Task directions: Copy each line of the material below that includes the string "JSON".

Records about charts and figures:
——

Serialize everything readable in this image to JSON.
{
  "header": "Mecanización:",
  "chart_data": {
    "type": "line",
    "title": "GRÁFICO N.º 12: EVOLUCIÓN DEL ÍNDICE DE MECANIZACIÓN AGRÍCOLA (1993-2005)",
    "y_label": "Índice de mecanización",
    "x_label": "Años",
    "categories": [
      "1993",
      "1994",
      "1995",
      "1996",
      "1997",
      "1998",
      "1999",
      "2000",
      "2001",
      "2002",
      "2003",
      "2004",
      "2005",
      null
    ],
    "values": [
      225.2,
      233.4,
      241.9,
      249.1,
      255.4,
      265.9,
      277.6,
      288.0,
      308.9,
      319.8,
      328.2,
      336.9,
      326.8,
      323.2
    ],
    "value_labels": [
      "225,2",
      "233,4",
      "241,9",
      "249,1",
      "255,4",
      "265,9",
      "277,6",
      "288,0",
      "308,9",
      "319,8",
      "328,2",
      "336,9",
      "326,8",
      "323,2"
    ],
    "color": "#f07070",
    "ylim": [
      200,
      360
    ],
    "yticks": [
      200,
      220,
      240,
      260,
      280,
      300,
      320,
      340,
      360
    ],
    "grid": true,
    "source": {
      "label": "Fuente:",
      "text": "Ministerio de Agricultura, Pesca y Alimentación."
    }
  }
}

——

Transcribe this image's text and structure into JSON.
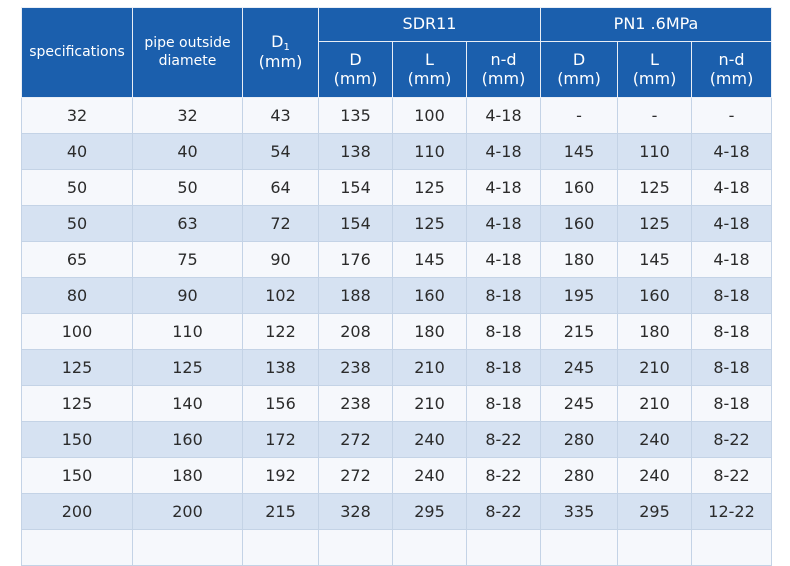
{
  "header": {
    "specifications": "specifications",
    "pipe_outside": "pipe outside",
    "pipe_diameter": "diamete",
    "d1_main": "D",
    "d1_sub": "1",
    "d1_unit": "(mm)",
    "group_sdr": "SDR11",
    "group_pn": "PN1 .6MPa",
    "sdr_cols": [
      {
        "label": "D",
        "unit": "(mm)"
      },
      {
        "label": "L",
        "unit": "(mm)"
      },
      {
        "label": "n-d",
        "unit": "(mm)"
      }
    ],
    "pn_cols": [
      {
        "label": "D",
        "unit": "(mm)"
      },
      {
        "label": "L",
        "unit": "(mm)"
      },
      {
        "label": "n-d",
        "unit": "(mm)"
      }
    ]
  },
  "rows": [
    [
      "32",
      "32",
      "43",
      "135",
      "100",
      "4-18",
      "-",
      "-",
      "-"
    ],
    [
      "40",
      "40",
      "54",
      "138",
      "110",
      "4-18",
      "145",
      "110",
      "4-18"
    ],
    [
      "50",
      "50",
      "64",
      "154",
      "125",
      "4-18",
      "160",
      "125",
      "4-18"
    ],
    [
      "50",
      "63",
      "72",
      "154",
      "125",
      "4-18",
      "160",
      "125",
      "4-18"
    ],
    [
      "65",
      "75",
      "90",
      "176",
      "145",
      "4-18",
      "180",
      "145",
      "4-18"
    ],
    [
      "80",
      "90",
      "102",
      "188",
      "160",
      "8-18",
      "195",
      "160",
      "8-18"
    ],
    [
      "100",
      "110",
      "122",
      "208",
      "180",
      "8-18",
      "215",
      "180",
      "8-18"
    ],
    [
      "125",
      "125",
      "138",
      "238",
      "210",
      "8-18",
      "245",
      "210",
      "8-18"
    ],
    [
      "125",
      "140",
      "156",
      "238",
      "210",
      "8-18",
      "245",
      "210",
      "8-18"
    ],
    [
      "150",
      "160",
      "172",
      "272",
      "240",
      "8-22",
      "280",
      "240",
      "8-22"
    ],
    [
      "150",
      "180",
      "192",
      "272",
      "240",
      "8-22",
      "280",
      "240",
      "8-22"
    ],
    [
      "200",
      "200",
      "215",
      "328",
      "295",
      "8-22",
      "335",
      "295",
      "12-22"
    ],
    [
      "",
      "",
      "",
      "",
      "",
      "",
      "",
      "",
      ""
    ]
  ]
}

——

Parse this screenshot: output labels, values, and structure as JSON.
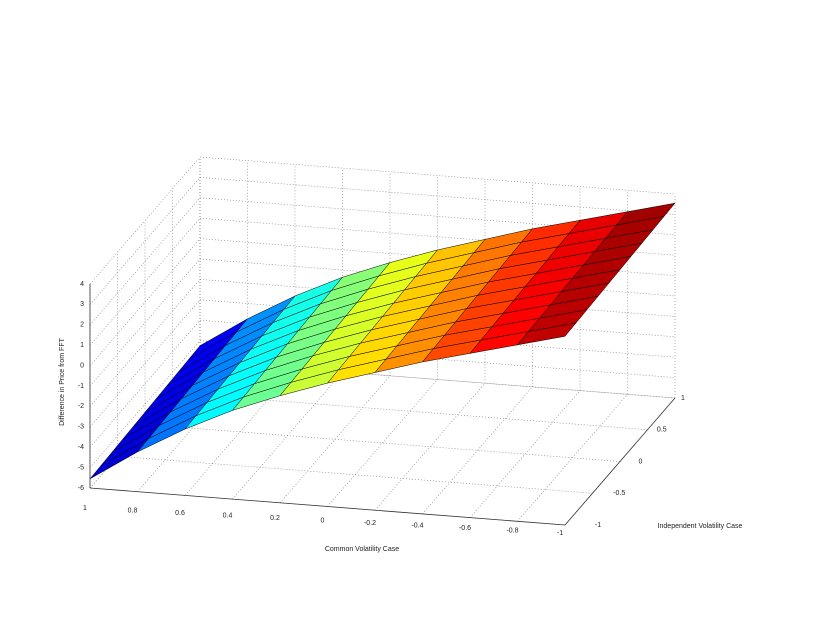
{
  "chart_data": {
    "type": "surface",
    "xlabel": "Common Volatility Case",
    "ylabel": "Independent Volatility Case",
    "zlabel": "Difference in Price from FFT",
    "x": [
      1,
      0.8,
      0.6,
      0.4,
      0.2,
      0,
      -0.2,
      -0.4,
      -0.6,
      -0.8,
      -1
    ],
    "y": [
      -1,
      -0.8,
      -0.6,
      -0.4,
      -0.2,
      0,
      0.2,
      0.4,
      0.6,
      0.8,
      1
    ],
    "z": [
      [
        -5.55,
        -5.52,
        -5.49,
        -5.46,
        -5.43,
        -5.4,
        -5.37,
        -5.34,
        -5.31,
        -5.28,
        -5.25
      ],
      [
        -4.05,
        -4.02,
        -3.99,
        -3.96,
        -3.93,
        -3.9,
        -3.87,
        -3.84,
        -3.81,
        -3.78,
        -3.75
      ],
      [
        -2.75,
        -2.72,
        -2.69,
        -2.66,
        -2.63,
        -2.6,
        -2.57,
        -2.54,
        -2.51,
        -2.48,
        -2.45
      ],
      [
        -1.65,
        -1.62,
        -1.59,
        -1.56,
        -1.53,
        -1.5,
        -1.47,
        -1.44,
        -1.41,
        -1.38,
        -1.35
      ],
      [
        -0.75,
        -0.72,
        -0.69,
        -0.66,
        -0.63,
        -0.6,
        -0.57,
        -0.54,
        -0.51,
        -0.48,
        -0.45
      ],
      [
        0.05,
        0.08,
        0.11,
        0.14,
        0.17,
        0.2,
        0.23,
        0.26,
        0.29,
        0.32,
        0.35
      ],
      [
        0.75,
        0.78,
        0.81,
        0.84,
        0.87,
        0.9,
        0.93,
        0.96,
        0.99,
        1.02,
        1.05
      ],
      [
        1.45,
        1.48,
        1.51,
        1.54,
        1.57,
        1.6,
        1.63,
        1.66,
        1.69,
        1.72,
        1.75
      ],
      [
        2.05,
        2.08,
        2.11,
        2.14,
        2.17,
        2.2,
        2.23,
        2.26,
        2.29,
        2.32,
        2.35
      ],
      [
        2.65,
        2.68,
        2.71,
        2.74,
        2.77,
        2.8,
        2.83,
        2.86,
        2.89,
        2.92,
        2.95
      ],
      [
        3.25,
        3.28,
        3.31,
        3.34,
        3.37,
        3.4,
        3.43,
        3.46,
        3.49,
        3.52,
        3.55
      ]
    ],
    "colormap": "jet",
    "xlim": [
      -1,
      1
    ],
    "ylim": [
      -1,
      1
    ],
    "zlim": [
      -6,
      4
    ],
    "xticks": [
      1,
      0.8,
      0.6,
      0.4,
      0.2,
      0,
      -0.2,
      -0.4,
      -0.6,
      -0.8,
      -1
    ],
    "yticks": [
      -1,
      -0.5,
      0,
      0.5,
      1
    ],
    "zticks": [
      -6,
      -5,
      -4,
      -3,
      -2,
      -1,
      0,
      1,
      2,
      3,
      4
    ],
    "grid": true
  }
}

——

Result of this exercise:
Serialize everything readable in this image to JSON.
Transcribe this image's text and structure into JSON.
Parse this screenshot: output labels, values, and structure as JSON.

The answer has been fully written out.